RECORDS PROVIDED:
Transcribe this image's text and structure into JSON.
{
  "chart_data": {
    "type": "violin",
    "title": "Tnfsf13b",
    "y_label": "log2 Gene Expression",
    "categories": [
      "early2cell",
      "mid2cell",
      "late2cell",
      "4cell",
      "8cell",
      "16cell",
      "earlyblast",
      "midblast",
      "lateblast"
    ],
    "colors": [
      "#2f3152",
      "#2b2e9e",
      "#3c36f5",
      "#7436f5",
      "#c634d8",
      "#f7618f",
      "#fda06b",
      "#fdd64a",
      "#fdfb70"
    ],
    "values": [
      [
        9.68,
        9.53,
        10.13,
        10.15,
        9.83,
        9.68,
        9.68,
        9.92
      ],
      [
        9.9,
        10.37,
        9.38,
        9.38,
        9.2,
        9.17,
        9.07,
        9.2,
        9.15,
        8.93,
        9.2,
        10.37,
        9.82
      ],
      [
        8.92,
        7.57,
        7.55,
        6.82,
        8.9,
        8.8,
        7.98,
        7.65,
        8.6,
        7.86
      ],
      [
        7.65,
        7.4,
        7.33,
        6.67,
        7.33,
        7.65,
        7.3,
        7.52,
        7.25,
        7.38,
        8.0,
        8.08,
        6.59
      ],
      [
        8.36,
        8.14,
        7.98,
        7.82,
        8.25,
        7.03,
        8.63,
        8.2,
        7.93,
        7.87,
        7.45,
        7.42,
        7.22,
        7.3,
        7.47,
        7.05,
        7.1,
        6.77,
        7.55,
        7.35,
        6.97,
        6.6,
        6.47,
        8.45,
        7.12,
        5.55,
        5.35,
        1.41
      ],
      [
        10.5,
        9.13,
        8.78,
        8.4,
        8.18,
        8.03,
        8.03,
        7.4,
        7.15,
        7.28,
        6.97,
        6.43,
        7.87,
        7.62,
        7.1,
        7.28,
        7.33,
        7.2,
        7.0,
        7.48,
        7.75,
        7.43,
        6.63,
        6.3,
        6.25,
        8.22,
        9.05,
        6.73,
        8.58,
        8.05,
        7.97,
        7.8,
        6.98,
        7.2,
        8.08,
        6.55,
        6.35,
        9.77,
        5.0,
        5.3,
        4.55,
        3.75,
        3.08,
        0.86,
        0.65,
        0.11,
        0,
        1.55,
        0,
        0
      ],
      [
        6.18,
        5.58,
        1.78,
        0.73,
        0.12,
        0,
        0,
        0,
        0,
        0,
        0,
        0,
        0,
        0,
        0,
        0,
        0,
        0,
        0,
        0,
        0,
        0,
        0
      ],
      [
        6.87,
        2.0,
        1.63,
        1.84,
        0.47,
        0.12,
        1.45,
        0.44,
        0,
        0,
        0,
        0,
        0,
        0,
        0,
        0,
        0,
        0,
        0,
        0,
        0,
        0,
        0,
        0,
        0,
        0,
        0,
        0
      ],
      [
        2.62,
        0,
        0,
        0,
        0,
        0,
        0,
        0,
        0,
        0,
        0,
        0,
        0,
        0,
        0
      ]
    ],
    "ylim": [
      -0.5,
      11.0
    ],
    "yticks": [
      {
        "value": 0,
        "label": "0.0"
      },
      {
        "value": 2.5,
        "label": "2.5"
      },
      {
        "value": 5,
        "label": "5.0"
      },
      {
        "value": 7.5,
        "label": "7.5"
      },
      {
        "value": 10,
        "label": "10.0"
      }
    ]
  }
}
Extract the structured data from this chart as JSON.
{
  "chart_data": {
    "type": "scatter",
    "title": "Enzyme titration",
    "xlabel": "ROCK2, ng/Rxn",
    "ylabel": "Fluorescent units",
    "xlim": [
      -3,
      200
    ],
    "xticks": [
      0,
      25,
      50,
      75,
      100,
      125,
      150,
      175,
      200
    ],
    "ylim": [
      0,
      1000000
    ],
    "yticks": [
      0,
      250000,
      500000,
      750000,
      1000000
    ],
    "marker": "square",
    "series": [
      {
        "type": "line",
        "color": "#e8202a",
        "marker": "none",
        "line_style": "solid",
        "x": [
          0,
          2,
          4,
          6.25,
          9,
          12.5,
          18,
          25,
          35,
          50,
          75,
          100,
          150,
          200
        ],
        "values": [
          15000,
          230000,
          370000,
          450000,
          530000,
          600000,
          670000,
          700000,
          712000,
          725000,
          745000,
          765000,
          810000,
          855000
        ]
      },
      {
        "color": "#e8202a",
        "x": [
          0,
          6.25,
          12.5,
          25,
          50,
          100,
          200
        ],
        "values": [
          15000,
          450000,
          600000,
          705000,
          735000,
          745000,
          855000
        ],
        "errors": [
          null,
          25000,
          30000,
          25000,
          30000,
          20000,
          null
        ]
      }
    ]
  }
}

PROBLEM TO SOLVE: Repeat the data in its entirety, word for word.

FINISHED EXERCISE:
Transcribe this image's text and structure into JSON.
{
  "chart_data": {
    "type": "violin",
    "title": "Tnfsf13b",
    "y_label": "log2 Gene Expression",
    "categories": [
      "early2cell",
      "mid2cell",
      "late2cell",
      "4cell",
      "8cell",
      "16cell",
      "earlyblast",
      "midblast",
      "lateblast"
    ],
    "colors": [
      "#2f3152",
      "#2b2e9e",
      "#3c36f5",
      "#7436f5",
      "#c634d8",
      "#f7618f",
      "#fda06b",
      "#fdd64a",
      "#fdfb70"
    ],
    "values": [
      [
        9.68,
        9.53,
        10.13,
        10.15,
        9.83,
        9.68,
        9.68,
        9.92
      ],
      [
        9.9,
        10.37,
        9.38,
        9.38,
        9.2,
        9.17,
        9.07,
        9.2,
        9.15,
        8.93,
        9.2,
        10.37,
        9.82
      ],
      [
        8.92,
        7.57,
        7.55,
        6.82,
        8.9,
        8.8,
        7.98,
        7.65,
        8.6,
        7.86
      ],
      [
        7.65,
        7.4,
        7.33,
        6.67,
        7.33,
        7.65,
        7.3,
        7.52,
        7.25,
        7.38,
        8.0,
        8.08,
        6.59
      ],
      [
        8.36,
        8.14,
        7.98,
        7.82,
        8.25,
        7.03,
        8.63,
        8.2,
        7.93,
        7.87,
        7.45,
        7.42,
        7.22,
        7.3,
        7.47,
        7.05,
        7.1,
        6.77,
        7.55,
        7.35,
        6.97,
        6.6,
        6.47,
        8.45,
        7.12,
        5.55,
        5.35,
        1.41
      ],
      [
        10.5,
        9.13,
        8.78,
        8.4,
        8.18,
        8.03,
        8.03,
        7.4,
        7.15,
        7.28,
        6.97,
        6.43,
        7.87,
        7.62,
        7.1,
        7.28,
        7.33,
        7.2,
        7.0,
        7.48,
        7.75,
        7.43,
        6.63,
        6.3,
        6.25,
        8.22,
        9.05,
        6.73,
        8.58,
        8.05,
        7.97,
        7.8,
        6.98,
        7.2,
        8.08,
        6.55,
        6.35,
        9.77,
        5.0,
        5.3,
        4.55,
        3.75,
        3.08,
        0.86,
        0.65,
        0.11,
        0,
        1.55,
        0,
        0
      ],
      [
        6.18,
        5.58,
        1.78,
        0.73,
        0.12,
        0,
        0,
        0,
        0,
        0,
        0,
        0,
        0,
        0,
        0,
        0,
        0,
        0,
        0,
        0,
        0,
        0,
        0
      ],
      [
        6.87,
        2.0,
        1.63,
        1.84,
        0.47,
        0.12,
        1.45,
        0.44,
        0,
        0,
        0,
        0,
        0,
        0,
        0,
        0,
        0,
        0,
        0,
        0,
        0,
        0,
        0,
        0,
        0,
        0,
        0,
        0
      ],
      [
        2.62,
        0,
        0,
        0,
        0,
        0,
        0,
        0,
        0,
        0,
        0,
        0,
        0,
        0,
        0
      ]
    ],
    "ylim": [
      -0.5,
      11.0
    ],
    "yticks": [
      {
        "value": 0,
        "label": "0.0"
      },
      {
        "value": 2.5,
        "label": "2.5"
      },
      {
        "value": 5,
        "label": "5.0"
      },
      {
        "value": 7.5,
        "label": "7.5"
      },
      {
        "value": 10,
        "label": "10.0"
      }
    ]
  }
}
Extract the structured data from this chart as JSON.
{
  "chart_data": {
    "type": "scatter",
    "title": "Enzyme titration",
    "xlabel": "ROCK2, ng/Rxn",
    "ylabel": "Fluorescent units",
    "xlim": [
      -3,
      200
    ],
    "xticks": [
      0,
      25,
      50,
      75,
      100,
      125,
      150,
      175,
      200
    ],
    "ylim": [
      0,
      1000000
    ],
    "yticks": [
      0,
      250000,
      500000,
      750000,
      1000000
    ],
    "marker": "square",
    "series": [
      {
        "type": "line",
        "color": "#e8202a",
        "marker": "none",
        "line_style": "solid",
        "x": [
          0,
          2,
          4,
          6.25,
          9,
          12.5,
          18,
          25,
          35,
          50,
          75,
          100,
          150,
          200
        ],
        "values": [
          15000,
          230000,
          370000,
          450000,
          530000,
          600000,
          670000,
          700000,
          712000,
          725000,
          745000,
          765000,
          810000,
          855000
        ]
      },
      {
        "color": "#e8202a",
        "x": [
          0,
          6.25,
          12.5,
          25,
          50,
          100,
          200
        ],
        "values": [
          15000,
          450000,
          600000,
          705000,
          735000,
          745000,
          855000
        ],
        "errors": [
          null,
          25000,
          30000,
          25000,
          30000,
          20000,
          null
        ]
      }
    ]
  }
}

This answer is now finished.